> [GIVEN EXERCISE]: Retype the whole listing below, character for character.

[Saved entries]
☆ ☆ ☆ ☆ ☆

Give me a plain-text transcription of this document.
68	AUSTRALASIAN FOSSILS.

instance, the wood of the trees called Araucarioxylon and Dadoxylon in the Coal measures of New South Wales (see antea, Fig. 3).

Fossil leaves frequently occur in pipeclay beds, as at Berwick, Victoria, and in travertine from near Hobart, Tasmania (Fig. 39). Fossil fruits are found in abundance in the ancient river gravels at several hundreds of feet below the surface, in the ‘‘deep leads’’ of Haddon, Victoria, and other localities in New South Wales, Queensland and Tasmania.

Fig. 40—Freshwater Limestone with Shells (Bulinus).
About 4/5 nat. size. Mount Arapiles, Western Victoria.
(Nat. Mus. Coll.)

☆ ☆ ☆ ☆ ☆

> [ANSWER]:
Give me a plain-text transcription of this document.
68	AUSTRALASIAN FOSSILS.

instance, the wood of the trees called Araucarioxylon and Dadoxylon in the Coal measures of New South Wales (see antea, Fig. 3).

Fossil leaves frequently occur in pipeclay beds, as at Berwick, Victoria, and in travertine from near Hobart, Tasmania (Fig. 39). Fossil fruits are found in abundance in the ancient river gravels at several hundreds of feet below the surface, in the ‘‘deep leads’’ of Haddon, Victoria, and other localities in New South Wales, Queensland and Tasmania.

Fig. 40—Freshwater Limestone with Shells (Bulinus).
About 4/5 nat. size. Mount Arapiles, Western Victoria.
(Nat. Mus. Coll.)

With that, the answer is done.